WHAT IS REQUIRED:
Where a line in the listing contains the string "taskList", copy that line out.

* * * *

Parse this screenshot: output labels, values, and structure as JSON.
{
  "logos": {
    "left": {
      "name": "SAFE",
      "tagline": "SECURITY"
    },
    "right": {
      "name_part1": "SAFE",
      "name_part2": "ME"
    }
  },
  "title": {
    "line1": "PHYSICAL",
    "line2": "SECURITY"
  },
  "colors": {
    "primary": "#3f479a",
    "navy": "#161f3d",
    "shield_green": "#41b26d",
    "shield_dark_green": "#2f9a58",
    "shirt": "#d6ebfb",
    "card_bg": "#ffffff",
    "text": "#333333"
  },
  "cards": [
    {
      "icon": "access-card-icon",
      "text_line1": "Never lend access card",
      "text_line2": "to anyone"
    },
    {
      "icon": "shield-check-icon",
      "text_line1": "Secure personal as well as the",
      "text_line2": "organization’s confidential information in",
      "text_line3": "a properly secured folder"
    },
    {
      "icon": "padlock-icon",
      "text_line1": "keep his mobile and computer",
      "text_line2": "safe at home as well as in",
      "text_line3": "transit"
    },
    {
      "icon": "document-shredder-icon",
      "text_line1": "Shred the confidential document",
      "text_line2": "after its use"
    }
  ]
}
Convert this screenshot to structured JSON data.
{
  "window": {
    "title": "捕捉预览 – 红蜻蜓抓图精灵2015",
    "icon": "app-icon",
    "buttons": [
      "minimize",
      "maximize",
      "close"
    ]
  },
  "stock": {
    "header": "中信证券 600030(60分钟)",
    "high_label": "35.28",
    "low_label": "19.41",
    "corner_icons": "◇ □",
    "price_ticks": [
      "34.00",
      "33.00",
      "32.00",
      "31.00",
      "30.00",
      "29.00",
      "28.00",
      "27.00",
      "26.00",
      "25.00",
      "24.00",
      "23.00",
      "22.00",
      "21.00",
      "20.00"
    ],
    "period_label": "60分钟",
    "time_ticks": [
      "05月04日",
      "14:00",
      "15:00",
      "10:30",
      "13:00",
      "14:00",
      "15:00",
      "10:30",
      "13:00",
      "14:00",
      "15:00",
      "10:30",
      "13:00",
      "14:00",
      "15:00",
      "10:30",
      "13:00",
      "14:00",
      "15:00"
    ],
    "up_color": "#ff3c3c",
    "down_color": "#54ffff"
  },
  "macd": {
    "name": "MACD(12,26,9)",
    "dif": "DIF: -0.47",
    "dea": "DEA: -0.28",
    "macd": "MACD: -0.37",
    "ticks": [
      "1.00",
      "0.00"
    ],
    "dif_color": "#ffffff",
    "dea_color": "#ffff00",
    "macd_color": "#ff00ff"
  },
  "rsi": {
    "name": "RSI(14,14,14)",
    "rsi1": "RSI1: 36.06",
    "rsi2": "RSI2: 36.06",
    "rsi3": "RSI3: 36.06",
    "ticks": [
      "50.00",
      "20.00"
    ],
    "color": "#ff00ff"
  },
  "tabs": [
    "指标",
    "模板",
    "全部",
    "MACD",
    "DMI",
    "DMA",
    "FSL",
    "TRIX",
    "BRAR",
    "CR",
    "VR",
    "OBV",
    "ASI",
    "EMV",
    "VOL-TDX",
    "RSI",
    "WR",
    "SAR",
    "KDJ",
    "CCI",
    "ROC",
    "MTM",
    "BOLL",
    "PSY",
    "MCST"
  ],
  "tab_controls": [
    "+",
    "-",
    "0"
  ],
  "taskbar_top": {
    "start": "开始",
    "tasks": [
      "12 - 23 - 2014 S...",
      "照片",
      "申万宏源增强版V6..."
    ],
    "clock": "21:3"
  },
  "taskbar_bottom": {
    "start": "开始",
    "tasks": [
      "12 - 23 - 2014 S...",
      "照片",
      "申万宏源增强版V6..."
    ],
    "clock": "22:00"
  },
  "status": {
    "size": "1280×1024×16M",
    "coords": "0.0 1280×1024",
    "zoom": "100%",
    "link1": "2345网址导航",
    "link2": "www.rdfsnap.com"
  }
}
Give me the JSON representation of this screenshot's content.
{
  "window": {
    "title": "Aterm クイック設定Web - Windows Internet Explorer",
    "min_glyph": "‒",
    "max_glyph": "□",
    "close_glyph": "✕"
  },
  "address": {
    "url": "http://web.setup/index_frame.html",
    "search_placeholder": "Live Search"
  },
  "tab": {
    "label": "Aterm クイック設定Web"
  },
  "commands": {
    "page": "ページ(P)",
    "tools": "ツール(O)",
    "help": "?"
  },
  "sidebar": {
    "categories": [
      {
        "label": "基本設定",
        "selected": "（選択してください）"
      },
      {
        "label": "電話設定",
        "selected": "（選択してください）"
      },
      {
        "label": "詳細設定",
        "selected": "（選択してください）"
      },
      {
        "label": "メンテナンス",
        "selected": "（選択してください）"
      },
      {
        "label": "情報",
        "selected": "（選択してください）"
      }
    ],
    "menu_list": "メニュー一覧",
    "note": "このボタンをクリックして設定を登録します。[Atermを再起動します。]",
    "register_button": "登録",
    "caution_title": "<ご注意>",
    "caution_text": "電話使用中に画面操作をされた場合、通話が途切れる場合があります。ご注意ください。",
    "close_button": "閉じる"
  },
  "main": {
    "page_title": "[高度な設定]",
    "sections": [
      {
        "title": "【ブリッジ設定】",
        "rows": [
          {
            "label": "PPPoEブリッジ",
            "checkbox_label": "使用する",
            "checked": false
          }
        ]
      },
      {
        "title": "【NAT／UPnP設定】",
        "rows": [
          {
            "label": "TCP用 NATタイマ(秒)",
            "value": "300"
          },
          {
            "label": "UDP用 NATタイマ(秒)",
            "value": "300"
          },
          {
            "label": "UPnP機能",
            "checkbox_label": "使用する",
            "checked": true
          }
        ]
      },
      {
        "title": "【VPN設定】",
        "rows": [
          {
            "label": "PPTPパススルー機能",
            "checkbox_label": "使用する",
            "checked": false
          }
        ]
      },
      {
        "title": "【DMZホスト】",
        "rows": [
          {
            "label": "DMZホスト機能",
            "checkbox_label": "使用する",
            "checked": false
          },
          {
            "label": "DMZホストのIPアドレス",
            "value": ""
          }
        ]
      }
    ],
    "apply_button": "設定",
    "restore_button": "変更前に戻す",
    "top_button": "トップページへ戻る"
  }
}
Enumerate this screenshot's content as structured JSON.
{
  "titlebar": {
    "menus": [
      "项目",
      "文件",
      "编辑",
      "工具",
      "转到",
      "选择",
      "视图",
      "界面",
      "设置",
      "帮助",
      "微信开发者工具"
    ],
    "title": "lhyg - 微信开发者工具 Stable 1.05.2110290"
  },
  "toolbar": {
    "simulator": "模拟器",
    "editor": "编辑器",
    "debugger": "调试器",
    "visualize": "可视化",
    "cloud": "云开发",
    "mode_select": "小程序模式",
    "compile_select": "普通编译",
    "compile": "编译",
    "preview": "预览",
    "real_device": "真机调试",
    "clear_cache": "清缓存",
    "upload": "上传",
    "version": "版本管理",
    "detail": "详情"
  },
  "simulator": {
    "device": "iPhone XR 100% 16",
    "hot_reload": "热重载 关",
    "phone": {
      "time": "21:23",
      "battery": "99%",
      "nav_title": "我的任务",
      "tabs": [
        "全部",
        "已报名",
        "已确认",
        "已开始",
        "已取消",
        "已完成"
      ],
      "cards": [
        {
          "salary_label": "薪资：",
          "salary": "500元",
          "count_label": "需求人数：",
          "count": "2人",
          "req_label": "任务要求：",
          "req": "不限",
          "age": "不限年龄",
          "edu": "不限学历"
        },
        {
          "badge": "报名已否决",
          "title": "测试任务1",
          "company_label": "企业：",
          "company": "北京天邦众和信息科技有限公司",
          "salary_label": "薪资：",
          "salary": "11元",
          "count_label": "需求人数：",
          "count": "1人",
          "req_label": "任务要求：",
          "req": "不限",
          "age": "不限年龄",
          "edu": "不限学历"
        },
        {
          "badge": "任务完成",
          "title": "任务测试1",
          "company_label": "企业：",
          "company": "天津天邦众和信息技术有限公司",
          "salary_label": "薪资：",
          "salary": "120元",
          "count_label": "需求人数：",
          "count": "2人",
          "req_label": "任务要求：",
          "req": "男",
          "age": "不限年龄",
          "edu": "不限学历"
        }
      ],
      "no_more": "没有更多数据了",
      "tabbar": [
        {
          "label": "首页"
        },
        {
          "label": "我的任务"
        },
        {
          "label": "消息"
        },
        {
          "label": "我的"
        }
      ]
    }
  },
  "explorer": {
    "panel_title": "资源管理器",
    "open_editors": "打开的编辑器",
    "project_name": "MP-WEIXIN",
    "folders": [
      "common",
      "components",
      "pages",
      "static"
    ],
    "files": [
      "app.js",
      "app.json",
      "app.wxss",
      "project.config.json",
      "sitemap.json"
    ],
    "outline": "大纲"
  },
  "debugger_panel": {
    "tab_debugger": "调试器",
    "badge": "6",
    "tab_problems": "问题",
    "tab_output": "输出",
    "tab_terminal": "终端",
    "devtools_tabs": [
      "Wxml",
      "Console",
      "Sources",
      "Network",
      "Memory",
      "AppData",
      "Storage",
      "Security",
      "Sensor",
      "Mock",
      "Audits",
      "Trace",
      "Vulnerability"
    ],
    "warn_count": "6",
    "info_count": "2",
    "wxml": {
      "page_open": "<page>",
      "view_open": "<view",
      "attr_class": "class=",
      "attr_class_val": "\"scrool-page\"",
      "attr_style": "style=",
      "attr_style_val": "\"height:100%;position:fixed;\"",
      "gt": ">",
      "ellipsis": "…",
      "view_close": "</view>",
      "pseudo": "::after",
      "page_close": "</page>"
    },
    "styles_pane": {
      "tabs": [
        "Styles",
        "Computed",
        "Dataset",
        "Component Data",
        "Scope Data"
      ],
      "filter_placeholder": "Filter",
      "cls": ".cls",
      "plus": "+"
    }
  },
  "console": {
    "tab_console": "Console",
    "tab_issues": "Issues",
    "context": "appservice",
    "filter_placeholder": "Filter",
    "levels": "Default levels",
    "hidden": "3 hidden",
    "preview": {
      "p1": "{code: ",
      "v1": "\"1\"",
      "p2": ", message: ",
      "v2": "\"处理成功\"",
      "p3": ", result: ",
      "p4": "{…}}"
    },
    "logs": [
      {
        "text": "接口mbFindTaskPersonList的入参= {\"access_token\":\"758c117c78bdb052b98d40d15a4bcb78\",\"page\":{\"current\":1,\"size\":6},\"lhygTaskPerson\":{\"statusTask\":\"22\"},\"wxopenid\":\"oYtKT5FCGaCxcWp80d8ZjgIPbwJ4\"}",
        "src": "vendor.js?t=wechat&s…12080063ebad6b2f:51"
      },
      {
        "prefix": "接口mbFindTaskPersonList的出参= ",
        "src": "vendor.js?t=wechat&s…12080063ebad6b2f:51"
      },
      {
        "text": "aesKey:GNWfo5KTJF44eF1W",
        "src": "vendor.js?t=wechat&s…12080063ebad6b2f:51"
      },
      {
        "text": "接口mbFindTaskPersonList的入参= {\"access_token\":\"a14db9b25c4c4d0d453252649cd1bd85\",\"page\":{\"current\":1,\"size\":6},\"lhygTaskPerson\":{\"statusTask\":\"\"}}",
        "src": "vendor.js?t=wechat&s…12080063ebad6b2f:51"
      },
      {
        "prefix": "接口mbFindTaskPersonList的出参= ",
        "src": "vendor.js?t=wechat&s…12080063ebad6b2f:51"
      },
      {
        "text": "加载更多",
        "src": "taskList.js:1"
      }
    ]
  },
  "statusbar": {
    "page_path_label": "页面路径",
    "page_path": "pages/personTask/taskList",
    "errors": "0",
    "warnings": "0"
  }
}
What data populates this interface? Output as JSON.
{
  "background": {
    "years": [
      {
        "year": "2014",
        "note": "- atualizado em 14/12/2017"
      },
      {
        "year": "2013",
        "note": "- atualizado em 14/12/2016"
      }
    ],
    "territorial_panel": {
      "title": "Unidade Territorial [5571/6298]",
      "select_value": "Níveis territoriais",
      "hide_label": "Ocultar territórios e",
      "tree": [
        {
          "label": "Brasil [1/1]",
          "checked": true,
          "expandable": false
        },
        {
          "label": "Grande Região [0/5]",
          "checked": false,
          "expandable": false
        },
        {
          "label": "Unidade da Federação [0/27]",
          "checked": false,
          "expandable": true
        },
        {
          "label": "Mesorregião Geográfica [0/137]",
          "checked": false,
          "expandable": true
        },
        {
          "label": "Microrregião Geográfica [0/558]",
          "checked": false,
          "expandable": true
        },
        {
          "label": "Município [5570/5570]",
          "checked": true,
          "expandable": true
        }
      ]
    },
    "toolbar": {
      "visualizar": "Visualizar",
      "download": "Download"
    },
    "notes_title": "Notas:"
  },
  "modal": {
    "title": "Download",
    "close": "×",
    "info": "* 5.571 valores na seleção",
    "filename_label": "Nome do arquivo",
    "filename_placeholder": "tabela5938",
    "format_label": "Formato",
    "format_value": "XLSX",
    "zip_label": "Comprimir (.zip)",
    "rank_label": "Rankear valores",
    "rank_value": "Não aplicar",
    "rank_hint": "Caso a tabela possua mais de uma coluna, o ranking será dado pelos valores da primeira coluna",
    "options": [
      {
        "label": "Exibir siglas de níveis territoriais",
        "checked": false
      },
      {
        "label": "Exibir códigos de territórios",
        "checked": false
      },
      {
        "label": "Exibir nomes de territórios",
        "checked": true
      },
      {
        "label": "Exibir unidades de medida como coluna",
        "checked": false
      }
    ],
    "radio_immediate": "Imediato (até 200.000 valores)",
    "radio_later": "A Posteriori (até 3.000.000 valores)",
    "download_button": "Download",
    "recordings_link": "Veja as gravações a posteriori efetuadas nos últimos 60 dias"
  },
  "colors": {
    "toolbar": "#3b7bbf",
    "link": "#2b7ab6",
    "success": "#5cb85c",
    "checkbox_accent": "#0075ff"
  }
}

* * * *

SOLUTION:
        "src": "taskList.js:1"
    "page_path": "pages/personTask/taskList",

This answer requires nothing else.